[Saved entries]
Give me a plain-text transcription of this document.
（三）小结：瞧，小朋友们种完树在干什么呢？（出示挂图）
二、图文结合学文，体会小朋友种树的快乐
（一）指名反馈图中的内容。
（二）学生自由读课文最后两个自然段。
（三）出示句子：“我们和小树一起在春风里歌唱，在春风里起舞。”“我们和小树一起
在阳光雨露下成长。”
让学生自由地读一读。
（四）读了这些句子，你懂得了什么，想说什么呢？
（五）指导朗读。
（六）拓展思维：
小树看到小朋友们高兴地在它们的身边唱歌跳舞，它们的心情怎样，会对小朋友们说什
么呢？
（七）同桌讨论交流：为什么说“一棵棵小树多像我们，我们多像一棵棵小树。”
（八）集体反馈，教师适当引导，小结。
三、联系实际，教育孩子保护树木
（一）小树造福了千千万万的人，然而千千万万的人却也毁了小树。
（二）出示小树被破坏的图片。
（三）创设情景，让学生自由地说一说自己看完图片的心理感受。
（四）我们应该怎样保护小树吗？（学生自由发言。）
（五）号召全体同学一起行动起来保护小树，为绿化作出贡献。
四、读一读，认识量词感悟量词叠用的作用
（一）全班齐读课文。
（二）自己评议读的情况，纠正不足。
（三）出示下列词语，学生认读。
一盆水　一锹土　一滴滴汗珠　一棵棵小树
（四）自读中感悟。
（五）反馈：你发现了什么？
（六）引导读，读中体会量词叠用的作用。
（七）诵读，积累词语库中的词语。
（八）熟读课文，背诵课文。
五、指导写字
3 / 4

• [The problem]: Write out all the records above again, exactly as they stand.

• [Complete response]:
Give me a plain-text transcription of this document.
（三）小结：瞧，小朋友们种完树在干什么呢？（出示挂图）
二、图文结合学文，体会小朋友种树的快乐
（一）指名反馈图中的内容。
（二）学生自由读课文最后两个自然段。
（三）出示句子：“我们和小树一起在春风里歌唱，在春风里起舞。”“我们和小树一起
在阳光雨露下成长。”
让学生自由地读一读。
（四）读了这些句子，你懂得了什么，想说什么呢？
（五）指导朗读。
（六）拓展思维：
小树看到小朋友们高兴地在它们的身边唱歌跳舞，它们的心情怎样，会对小朋友们说什
么呢？
（七）同桌讨论交流：为什么说“一棵棵小树多像我们，我们多像一棵棵小树。”
（八）集体反馈，教师适当引导，小结。
三、联系实际，教育孩子保护树木
（一）小树造福了千千万万的人，然而千千万万的人却也毁了小树。
（二）出示小树被破坏的图片。
（三）创设情景，让学生自由地说一说自己看完图片的心理感受。
（四）我们应该怎样保护小树吗？（学生自由发言。）
（五）号召全体同学一起行动起来保护小树，为绿化作出贡献。
四、读一读，认识量词感悟量词叠用的作用
（一）全班齐读课文。
（二）自己评议读的情况，纠正不足。
（三）出示下列词语，学生认读。
一盆水　一锹土　一滴滴汗珠　一棵棵小树
（四）自读中感悟。
（五）反馈：你发现了什么？
（六）引导读，读中体会量词叠用的作用。
（七）诵读，积累词语库中的词语。
（八）熟读课文，背诵课文。
五、指导写字
3 / 4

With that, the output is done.